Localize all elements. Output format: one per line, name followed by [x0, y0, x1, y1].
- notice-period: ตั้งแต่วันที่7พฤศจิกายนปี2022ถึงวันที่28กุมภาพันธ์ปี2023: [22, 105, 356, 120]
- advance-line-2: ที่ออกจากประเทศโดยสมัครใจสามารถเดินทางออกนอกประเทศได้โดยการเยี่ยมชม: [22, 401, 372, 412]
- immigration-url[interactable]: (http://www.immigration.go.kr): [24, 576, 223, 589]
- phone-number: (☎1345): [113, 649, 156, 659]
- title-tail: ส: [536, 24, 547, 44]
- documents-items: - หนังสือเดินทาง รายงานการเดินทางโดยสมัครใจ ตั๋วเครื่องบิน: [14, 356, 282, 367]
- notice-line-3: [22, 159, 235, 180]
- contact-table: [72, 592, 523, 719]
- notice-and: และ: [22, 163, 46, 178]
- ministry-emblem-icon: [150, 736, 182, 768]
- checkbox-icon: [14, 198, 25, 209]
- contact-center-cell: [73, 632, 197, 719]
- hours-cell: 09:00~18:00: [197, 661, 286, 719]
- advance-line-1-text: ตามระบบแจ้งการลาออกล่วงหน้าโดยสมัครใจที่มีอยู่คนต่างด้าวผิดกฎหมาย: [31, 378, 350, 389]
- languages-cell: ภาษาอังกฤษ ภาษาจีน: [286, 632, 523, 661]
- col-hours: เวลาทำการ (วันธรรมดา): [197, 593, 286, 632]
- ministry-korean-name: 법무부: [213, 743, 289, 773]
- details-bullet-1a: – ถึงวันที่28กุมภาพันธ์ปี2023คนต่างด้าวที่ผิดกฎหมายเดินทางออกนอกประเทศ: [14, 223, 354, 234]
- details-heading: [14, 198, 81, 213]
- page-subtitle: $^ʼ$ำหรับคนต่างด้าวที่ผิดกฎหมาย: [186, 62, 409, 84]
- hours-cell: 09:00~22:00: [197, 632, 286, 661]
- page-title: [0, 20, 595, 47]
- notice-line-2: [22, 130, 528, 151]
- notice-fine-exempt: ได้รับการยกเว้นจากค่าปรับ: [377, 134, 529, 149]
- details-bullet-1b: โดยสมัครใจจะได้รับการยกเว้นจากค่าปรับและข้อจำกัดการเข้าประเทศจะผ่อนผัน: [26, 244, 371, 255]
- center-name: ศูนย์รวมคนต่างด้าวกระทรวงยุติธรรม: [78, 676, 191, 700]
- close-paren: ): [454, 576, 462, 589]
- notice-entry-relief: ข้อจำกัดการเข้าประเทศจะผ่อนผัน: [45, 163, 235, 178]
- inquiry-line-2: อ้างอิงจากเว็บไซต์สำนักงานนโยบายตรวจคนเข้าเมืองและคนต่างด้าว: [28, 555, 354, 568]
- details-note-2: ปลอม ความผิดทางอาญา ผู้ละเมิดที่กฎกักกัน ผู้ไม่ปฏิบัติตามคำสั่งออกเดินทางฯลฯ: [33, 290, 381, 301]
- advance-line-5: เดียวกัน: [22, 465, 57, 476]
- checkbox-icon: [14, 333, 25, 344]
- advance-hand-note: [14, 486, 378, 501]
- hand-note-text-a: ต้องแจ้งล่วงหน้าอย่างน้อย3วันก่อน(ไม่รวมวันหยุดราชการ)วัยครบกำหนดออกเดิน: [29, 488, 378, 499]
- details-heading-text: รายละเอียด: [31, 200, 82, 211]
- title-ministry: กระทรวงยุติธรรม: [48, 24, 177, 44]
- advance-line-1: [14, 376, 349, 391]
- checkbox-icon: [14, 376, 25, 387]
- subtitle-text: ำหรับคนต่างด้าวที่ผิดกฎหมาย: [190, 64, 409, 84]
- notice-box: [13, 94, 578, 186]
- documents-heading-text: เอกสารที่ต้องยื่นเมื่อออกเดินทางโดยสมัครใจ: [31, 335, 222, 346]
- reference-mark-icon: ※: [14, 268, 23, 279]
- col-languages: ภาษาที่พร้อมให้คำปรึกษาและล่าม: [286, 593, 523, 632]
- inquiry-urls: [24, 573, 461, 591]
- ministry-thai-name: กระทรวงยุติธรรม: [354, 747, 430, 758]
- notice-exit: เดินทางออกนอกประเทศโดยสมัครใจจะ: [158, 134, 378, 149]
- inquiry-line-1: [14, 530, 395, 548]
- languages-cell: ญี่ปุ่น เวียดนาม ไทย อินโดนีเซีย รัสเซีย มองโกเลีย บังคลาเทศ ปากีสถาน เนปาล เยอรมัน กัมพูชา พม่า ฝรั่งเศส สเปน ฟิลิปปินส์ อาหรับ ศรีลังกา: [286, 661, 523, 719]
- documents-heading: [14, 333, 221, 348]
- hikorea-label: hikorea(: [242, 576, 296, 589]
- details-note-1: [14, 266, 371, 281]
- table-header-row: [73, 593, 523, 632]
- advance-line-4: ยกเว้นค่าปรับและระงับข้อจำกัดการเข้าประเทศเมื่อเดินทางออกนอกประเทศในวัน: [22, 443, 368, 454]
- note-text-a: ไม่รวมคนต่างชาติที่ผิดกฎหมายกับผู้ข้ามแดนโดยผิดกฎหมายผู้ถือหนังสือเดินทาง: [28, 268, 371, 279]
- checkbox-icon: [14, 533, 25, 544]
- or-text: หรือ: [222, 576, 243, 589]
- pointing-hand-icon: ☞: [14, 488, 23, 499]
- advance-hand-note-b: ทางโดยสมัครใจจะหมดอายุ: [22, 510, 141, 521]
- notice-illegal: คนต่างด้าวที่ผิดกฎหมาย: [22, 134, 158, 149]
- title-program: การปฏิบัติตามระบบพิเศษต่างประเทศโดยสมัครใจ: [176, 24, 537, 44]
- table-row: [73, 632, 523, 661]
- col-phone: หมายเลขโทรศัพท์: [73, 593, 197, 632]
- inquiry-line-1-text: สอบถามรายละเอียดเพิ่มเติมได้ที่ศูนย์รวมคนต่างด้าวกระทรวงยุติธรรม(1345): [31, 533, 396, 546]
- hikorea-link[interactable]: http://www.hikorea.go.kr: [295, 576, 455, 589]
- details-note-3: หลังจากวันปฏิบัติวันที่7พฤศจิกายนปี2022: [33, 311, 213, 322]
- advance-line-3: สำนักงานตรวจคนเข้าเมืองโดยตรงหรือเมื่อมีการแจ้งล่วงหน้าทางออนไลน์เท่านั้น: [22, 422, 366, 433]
——————
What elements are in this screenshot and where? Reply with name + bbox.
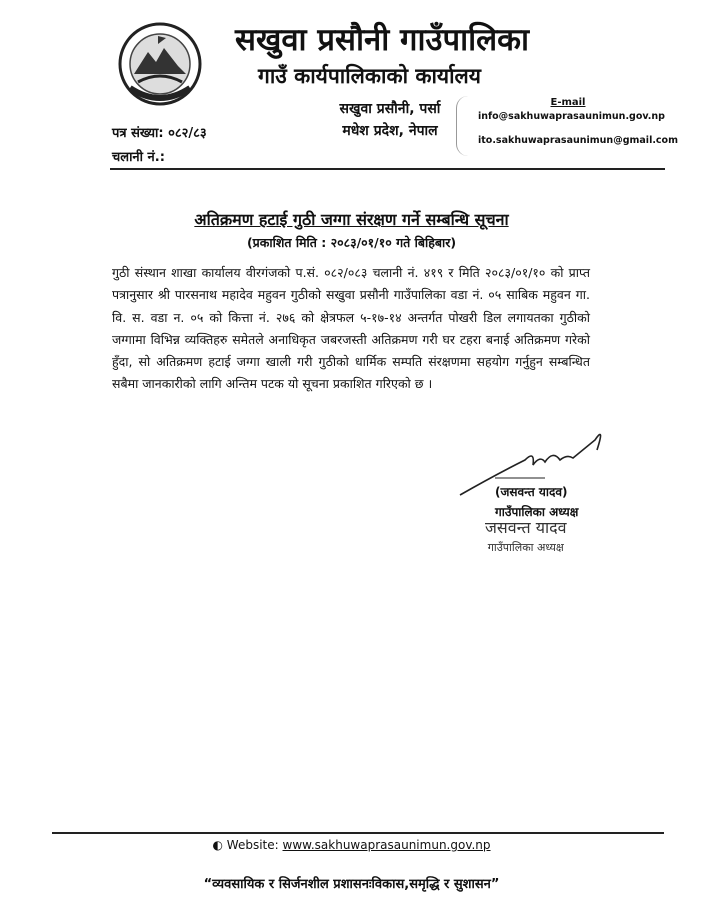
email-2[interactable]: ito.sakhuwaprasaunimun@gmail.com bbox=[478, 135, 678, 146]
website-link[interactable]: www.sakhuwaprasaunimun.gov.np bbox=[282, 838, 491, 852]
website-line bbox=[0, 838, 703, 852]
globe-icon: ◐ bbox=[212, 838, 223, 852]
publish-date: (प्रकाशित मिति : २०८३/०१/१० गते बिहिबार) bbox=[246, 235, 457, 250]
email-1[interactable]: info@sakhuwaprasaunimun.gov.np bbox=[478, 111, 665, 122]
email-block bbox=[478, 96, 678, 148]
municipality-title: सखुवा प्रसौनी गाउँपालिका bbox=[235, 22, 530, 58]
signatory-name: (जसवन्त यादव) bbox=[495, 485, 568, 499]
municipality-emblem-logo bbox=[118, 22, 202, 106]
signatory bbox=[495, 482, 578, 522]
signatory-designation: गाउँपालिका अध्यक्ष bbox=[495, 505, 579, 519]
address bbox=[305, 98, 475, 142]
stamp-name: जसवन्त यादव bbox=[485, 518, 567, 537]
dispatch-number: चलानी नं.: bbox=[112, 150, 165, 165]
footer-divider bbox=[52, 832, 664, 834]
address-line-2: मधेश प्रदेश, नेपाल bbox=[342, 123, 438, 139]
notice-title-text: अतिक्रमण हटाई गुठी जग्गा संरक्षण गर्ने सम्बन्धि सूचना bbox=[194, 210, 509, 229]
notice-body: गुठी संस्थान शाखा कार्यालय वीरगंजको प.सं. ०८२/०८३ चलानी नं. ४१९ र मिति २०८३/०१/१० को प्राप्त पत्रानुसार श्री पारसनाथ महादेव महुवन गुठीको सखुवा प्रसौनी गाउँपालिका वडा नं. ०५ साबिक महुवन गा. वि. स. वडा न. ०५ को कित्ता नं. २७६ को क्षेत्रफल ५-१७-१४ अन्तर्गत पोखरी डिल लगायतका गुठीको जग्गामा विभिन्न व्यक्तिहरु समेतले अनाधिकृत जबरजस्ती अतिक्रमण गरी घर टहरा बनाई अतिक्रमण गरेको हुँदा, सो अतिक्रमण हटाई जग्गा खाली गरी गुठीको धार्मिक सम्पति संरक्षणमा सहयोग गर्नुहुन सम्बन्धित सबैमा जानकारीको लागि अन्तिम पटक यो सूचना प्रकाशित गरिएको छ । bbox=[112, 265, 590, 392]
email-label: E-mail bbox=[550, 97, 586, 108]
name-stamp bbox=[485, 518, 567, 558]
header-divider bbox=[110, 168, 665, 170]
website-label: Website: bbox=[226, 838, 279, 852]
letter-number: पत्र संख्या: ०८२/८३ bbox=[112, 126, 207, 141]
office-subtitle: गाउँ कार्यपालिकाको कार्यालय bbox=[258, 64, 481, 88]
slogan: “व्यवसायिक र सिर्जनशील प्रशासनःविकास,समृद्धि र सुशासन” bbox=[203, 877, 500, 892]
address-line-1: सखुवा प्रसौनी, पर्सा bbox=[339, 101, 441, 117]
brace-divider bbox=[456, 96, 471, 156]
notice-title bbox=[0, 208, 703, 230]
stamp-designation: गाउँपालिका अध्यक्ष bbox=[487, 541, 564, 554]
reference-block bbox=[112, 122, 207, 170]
——————
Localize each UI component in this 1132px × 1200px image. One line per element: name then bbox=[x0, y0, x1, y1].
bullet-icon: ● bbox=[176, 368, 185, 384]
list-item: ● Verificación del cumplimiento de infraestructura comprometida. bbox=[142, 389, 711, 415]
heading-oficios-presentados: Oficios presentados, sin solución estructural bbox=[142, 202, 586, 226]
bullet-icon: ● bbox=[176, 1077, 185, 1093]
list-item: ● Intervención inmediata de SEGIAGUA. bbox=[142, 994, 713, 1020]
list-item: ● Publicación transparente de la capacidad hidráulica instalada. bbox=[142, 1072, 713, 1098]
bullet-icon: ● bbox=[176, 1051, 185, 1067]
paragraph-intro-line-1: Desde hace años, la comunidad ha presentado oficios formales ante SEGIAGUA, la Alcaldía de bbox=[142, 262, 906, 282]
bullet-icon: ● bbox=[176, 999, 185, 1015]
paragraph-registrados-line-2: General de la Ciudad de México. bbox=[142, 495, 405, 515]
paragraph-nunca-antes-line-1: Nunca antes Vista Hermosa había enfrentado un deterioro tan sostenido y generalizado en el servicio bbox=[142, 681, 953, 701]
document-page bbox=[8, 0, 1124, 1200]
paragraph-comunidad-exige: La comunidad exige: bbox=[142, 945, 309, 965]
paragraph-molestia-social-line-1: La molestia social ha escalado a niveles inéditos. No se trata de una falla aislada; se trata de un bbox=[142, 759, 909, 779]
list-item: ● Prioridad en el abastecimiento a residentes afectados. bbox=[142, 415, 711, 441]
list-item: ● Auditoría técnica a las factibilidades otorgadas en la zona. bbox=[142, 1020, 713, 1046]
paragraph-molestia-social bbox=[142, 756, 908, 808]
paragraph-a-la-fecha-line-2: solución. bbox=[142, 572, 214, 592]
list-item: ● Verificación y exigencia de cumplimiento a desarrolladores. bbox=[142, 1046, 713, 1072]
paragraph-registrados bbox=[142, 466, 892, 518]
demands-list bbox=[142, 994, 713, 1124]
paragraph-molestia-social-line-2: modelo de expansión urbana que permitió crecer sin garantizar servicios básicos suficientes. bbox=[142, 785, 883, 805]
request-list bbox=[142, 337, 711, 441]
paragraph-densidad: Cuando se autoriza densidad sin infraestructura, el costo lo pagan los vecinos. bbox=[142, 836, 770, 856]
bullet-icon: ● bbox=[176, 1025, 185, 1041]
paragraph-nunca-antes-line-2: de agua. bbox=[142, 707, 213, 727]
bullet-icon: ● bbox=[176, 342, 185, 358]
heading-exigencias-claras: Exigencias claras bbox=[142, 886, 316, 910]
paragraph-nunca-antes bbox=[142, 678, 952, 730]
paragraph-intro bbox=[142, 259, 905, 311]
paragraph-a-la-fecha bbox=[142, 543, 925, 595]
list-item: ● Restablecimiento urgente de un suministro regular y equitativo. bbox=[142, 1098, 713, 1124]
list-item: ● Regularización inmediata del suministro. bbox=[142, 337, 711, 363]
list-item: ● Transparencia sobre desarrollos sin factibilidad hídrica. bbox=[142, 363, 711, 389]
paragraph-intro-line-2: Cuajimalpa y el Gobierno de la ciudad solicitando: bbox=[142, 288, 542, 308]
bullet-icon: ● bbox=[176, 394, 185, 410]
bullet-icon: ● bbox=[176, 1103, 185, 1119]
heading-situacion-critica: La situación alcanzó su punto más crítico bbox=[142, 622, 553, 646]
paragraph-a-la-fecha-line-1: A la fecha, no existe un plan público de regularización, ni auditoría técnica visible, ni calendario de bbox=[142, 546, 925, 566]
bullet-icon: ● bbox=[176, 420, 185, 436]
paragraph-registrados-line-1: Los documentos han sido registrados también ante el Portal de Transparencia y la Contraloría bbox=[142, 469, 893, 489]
——————
» **Written exercise**
Reproduce everything from the line containing "Localize all elements." down to the line containing "576, 223, 589]", swapping "immigration-url" for "immigration-link" and keeping every other character the same.

» **Solved problem**
Localize all elements. Output format: one per line, name followed by [x0, y0, x1, y1].
- notice-period: ตั้งแต่วันที่7พฤศจิกายนปี2022ถึงวันที่28กุมภาพันธ์ปี2023: [22, 105, 356, 120]
- advance-line-2: ที่ออกจากประเทศโดยสมัครใจสามารถเดินทางออกนอกประเทศได้โดยการเยี่ยมชม: [22, 401, 372, 412]
- immigration-link[interactable]: (http://www.immigration.go.kr): [24, 576, 223, 589]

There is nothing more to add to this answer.